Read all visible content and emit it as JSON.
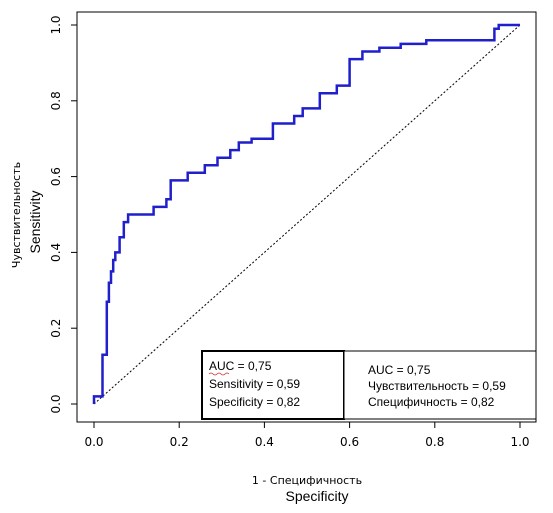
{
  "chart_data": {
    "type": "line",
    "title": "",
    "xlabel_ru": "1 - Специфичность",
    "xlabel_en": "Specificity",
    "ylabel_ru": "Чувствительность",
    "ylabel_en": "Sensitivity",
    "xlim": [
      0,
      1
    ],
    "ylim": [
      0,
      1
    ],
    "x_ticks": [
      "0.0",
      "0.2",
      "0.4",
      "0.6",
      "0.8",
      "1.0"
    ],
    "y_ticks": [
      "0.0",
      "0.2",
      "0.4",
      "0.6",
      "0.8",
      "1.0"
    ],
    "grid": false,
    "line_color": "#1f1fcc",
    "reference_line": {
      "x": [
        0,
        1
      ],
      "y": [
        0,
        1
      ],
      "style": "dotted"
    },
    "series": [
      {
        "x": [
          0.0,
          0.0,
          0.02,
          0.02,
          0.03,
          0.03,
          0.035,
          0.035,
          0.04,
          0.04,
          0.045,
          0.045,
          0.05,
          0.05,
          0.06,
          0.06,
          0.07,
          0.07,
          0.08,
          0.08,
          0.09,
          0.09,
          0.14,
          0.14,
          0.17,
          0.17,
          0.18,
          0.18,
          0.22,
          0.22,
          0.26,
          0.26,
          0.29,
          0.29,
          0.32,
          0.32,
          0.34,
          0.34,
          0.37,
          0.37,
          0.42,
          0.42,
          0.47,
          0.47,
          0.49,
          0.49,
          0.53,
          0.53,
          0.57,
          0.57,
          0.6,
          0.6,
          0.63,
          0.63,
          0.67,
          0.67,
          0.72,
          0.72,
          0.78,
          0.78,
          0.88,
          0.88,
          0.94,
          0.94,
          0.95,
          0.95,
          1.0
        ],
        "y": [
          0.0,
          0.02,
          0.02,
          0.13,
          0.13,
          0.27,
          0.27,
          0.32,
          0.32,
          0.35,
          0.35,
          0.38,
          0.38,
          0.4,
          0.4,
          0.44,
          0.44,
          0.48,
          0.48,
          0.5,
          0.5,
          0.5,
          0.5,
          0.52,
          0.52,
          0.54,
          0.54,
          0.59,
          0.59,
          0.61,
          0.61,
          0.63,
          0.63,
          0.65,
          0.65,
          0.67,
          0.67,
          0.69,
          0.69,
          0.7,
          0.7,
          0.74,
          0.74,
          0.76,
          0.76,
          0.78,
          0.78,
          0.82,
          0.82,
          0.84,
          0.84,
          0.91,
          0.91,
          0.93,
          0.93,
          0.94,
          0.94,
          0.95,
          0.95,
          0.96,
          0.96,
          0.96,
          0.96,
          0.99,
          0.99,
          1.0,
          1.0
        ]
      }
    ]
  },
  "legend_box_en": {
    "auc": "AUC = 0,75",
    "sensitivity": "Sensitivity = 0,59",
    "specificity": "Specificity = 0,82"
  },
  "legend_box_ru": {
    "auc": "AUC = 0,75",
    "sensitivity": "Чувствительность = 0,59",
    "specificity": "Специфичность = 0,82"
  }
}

-=-=-

Required work -
Working from the lines above, reproduce the material exactly and exclude its pictures.

Exercise result -
Read all visible content and emit it as JSON.
{
  "chart_data": {
    "type": "line",
    "title": "",
    "xlabel_ru": "1 - Специфичность",
    "xlabel_en": "Specificity",
    "ylabel_ru": "Чувствительность",
    "ylabel_en": "Sensitivity",
    "xlim": [
      0,
      1
    ],
    "ylim": [
      0,
      1
    ],
    "x_ticks": [
      "0.0",
      "0.2",
      "0.4",
      "0.6",
      "0.8",
      "1.0"
    ],
    "y_ticks": [
      "0.0",
      "0.2",
      "0.4",
      "0.6",
      "0.8",
      "1.0"
    ],
    "grid": false,
    "line_color": "#1f1fcc",
    "reference_line": {
      "x": [
        0,
        1
      ],
      "y": [
        0,
        1
      ],
      "style": "dotted"
    },
    "series": [
      {
        "x": [
          0.0,
          0.0,
          0.02,
          0.02,
          0.03,
          0.03,
          0.035,
          0.035,
          0.04,
          0.04,
          0.045,
          0.045,
          0.05,
          0.05,
          0.06,
          0.06,
          0.07,
          0.07,
          0.08,
          0.08,
          0.09,
          0.09,
          0.14,
          0.14,
          0.17,
          0.17,
          0.18,
          0.18,
          0.22,
          0.22,
          0.26,
          0.26,
          0.29,
          0.29,
          0.32,
          0.32,
          0.34,
          0.34,
          0.37,
          0.37,
          0.42,
          0.42,
          0.47,
          0.47,
          0.49,
          0.49,
          0.53,
          0.53,
          0.57,
          0.57,
          0.6,
          0.6,
          0.63,
          0.63,
          0.67,
          0.67,
          0.72,
          0.72,
          0.78,
          0.78,
          0.88,
          0.88,
          0.94,
          0.94,
          0.95,
          0.95,
          1.0
        ],
        "y": [
          0.0,
          0.02,
          0.02,
          0.13,
          0.13,
          0.27,
          0.27,
          0.32,
          0.32,
          0.35,
          0.35,
          0.38,
          0.38,
          0.4,
          0.4,
          0.44,
          0.44,
          0.48,
          0.48,
          0.5,
          0.5,
          0.5,
          0.5,
          0.52,
          0.52,
          0.54,
          0.54,
          0.59,
          0.59,
          0.61,
          0.61,
          0.63,
          0.63,
          0.65,
          0.65,
          0.67,
          0.67,
          0.69,
          0.69,
          0.7,
          0.7,
          0.74,
          0.74,
          0.76,
          0.76,
          0.78,
          0.78,
          0.82,
          0.82,
          0.84,
          0.84,
          0.91,
          0.91,
          0.93,
          0.93,
          0.94,
          0.94,
          0.95,
          0.95,
          0.96,
          0.96,
          0.96,
          0.96,
          0.99,
          0.99,
          1.0,
          1.0
        ]
      }
    ]
  },
  "legend_box_en": {
    "auc": "AUC = 0,75",
    "sensitivity": "Sensitivity = 0,59",
    "specificity": "Specificity = 0,82"
  },
  "legend_box_ru": {
    "auc": "AUC = 0,75",
    "sensitivity": "Чувствительность = 0,59",
    "specificity": "Специфичность = 0,82"
  }
}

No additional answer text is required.